** Begin **

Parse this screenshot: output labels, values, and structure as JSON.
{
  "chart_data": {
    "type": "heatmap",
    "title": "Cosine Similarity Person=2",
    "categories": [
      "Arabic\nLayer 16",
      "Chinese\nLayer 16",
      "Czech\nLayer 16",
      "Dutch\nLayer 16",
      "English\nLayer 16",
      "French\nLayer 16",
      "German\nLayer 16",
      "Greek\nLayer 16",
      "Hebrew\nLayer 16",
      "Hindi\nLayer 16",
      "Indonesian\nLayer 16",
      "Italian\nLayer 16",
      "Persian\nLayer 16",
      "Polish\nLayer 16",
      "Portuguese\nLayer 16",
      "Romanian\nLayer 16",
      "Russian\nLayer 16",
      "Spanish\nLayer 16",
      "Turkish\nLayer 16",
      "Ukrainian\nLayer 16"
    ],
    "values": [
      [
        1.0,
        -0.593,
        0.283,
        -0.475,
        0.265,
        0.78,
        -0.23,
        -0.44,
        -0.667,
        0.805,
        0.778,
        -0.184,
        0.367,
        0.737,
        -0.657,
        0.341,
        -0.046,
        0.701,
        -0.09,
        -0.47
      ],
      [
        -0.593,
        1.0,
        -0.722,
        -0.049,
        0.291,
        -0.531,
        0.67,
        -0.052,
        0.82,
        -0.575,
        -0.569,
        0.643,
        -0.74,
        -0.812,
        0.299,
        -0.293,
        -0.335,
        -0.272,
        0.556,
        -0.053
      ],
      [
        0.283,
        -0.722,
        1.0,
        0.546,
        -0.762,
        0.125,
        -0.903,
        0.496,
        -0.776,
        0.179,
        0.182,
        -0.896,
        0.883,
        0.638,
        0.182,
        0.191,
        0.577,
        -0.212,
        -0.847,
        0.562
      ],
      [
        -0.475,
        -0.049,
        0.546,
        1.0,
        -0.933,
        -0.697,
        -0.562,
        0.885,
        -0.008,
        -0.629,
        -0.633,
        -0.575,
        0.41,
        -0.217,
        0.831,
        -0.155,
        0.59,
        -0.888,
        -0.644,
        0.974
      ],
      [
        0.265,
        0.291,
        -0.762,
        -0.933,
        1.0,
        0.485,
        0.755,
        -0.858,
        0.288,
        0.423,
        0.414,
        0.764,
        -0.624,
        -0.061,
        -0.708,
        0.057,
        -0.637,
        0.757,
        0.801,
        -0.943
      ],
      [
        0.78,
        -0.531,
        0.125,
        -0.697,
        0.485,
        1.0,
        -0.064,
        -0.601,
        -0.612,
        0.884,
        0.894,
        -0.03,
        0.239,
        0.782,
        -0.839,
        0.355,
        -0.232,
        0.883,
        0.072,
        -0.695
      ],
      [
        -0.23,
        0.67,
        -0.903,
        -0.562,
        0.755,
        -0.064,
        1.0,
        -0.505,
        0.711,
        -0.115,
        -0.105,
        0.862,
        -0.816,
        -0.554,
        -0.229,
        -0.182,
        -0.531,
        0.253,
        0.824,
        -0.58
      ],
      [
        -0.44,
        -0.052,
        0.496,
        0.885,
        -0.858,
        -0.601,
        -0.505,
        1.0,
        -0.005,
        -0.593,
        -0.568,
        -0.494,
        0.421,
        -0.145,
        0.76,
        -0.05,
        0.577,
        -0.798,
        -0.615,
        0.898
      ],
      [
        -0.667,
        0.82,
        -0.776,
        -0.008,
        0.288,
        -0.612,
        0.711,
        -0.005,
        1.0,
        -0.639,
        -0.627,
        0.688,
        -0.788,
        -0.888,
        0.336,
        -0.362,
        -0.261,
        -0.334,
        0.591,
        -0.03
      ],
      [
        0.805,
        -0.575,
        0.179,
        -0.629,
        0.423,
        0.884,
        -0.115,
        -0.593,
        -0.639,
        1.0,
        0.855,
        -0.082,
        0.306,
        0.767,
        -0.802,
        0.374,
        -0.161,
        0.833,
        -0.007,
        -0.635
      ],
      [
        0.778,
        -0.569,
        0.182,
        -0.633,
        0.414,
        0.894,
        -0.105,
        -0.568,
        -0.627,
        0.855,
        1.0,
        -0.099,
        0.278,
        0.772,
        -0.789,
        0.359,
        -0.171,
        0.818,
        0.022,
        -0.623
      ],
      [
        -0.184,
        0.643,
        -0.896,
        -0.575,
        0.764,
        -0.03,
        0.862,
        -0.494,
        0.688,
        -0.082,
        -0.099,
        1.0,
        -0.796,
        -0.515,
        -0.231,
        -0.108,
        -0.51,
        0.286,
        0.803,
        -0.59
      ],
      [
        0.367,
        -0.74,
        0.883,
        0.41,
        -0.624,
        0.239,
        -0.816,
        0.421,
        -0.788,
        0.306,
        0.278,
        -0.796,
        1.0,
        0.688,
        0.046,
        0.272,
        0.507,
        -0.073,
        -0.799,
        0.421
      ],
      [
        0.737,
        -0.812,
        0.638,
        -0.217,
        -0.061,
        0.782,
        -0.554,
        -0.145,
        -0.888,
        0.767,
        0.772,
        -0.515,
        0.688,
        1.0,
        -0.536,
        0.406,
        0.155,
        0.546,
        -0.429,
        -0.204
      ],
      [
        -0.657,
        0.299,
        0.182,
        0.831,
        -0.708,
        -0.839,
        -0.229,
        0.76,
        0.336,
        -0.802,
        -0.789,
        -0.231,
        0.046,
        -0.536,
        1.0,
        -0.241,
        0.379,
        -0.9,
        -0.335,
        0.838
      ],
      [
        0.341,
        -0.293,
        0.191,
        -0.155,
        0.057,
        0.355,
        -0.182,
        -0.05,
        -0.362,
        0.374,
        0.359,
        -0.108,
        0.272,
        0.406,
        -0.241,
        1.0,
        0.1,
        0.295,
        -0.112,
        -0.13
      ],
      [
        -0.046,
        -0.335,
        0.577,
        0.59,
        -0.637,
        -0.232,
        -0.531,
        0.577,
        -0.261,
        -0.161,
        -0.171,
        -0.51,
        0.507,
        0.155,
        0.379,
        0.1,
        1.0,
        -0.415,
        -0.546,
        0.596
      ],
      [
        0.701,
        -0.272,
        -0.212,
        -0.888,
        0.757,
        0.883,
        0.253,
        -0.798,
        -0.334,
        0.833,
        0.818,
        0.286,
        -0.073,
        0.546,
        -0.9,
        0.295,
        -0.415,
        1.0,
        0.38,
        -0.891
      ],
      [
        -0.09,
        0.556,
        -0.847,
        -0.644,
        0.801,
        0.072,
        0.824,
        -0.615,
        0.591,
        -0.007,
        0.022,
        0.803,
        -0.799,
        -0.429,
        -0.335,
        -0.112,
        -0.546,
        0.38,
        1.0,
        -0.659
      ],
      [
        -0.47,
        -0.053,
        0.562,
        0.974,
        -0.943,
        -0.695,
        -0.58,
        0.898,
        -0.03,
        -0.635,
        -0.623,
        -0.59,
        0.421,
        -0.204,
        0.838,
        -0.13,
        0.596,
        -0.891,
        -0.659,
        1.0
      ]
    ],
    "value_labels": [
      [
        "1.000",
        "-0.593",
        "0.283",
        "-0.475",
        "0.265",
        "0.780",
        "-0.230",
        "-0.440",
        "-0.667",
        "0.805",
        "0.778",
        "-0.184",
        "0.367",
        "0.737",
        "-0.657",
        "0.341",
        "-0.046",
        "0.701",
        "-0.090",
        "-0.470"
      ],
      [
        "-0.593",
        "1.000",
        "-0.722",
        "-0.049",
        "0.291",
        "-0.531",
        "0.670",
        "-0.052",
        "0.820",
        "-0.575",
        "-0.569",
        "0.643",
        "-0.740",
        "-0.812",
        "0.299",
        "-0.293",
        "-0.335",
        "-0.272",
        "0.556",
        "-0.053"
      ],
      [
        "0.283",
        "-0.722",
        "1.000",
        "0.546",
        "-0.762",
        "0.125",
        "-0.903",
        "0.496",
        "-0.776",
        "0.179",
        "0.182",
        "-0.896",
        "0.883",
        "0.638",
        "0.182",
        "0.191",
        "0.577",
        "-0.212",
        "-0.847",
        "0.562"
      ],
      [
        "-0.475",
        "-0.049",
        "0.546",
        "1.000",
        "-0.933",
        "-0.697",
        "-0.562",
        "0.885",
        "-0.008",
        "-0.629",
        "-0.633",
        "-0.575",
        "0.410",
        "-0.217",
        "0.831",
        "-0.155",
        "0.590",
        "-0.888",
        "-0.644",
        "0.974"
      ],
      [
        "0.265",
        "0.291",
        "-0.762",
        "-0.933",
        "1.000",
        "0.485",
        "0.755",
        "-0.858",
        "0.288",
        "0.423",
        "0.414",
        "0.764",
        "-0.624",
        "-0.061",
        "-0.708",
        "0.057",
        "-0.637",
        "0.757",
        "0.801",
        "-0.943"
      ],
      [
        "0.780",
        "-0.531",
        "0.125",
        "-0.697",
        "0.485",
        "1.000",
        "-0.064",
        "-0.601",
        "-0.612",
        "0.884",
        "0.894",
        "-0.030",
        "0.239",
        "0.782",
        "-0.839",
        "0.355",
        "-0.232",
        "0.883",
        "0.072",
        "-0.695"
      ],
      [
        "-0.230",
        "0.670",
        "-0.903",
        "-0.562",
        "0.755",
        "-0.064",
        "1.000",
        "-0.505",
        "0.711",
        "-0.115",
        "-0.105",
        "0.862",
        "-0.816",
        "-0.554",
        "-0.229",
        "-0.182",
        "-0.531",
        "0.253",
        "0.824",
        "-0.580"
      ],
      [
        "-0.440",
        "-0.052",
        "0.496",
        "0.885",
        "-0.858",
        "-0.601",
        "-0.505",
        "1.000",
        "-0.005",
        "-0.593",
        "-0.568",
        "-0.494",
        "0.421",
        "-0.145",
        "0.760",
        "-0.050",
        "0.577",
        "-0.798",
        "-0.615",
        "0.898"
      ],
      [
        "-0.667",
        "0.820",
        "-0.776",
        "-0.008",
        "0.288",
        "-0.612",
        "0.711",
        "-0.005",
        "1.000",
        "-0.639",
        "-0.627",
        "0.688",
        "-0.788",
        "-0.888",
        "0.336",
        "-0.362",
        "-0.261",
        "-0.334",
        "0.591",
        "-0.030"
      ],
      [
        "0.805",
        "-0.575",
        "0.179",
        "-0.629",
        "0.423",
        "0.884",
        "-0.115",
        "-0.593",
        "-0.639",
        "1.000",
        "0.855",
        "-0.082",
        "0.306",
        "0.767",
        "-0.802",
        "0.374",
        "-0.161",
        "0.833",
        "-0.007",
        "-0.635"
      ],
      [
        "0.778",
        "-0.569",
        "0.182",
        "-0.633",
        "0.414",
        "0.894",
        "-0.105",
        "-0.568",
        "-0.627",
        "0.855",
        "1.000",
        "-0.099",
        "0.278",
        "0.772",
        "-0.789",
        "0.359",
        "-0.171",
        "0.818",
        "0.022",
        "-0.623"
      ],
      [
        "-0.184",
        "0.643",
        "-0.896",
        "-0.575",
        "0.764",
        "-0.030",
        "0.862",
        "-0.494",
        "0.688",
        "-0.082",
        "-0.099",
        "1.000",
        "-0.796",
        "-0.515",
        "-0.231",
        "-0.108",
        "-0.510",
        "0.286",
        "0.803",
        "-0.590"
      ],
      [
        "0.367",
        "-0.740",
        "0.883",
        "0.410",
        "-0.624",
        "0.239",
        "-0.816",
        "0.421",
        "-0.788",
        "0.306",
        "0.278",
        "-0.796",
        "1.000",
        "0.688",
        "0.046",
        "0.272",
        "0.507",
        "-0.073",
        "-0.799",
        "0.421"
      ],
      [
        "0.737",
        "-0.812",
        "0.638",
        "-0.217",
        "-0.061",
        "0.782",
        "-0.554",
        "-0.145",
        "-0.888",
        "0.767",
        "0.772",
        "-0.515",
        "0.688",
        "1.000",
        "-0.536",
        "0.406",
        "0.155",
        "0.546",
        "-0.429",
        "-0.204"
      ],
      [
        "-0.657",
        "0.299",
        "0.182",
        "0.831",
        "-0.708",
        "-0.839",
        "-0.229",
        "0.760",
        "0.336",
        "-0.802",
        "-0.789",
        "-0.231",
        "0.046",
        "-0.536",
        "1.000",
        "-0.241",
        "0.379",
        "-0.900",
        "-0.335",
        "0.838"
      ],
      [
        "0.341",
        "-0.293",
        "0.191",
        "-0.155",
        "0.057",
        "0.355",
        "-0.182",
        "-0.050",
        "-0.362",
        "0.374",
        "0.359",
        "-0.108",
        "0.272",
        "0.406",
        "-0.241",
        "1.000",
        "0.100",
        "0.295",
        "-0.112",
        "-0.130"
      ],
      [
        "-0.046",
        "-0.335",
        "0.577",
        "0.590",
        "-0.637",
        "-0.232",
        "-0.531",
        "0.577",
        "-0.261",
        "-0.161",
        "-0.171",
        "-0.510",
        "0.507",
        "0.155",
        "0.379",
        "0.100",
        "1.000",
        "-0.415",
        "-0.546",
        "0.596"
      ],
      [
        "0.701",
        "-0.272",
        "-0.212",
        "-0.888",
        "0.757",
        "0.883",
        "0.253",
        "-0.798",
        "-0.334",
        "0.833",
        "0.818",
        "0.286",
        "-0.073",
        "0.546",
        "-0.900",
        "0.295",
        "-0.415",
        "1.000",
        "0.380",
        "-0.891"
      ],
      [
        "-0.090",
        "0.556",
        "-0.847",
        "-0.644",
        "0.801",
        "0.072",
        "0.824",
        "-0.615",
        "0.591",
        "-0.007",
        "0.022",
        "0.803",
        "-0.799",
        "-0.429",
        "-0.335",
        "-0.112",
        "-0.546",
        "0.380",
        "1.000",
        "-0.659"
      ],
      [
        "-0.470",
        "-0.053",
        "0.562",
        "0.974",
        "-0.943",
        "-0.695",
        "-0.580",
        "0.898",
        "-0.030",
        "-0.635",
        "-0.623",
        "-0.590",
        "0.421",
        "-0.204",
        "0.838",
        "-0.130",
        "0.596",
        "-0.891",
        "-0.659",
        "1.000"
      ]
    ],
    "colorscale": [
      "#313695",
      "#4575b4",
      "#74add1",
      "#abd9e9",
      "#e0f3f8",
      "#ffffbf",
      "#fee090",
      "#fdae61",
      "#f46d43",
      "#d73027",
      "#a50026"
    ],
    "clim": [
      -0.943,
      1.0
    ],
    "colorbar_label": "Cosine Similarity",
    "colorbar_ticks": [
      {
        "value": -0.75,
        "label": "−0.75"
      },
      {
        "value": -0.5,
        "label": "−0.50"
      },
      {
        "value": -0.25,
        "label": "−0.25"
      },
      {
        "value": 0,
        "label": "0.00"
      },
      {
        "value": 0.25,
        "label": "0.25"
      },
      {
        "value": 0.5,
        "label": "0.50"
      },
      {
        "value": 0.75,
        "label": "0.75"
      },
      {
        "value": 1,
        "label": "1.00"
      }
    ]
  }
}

** End **

● **Objective**: Take each line of the material that contains the word "Similarity" and list it.

● **Exercise result**:
    "title": "Cosine Similarity Person=2",
    "colorbar_label": "Cosine Similarity",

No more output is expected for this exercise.